>>>>>

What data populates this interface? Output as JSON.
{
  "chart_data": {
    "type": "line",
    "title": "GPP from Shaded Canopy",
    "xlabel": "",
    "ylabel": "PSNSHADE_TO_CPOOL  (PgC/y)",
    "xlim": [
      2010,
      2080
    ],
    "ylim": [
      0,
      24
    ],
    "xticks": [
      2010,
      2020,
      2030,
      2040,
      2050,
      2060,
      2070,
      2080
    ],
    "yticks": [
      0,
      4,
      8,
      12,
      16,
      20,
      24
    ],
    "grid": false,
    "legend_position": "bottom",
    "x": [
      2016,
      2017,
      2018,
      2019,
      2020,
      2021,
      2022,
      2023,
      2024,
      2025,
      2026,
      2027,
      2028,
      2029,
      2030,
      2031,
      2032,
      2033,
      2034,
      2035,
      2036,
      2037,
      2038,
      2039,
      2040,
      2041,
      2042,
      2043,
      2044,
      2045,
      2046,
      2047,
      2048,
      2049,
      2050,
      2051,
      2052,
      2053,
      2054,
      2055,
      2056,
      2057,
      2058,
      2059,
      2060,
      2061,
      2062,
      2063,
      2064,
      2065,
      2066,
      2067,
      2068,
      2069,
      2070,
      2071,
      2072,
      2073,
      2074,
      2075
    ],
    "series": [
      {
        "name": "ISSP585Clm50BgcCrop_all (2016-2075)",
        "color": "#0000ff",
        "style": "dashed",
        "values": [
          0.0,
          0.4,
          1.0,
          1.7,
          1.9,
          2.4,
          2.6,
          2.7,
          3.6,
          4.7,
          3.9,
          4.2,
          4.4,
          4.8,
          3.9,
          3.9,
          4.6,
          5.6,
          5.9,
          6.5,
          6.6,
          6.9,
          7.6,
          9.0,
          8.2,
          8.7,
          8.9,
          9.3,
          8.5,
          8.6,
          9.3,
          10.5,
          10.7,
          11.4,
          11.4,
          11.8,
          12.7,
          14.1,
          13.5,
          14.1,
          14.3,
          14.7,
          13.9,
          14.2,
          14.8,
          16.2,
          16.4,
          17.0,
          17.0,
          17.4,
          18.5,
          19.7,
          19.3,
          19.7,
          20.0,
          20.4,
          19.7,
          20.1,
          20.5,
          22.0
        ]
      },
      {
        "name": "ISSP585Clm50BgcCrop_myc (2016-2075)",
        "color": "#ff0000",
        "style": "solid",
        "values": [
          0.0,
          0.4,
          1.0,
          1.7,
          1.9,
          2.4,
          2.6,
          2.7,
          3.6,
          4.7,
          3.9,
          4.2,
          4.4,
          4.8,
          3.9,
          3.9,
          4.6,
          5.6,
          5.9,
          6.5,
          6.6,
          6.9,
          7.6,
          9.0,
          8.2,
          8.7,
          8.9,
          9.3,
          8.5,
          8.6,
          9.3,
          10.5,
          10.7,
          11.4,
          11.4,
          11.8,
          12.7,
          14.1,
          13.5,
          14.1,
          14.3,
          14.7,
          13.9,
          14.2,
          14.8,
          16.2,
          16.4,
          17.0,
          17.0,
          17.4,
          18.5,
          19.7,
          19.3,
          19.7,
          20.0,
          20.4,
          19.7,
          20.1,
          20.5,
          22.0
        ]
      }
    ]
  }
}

<<<<<

> _TASK OBJECTIVE_:
Reply with one number only: how many lines of the listing hold "name"?

> _RESPONSE TO THIS TASK_:
2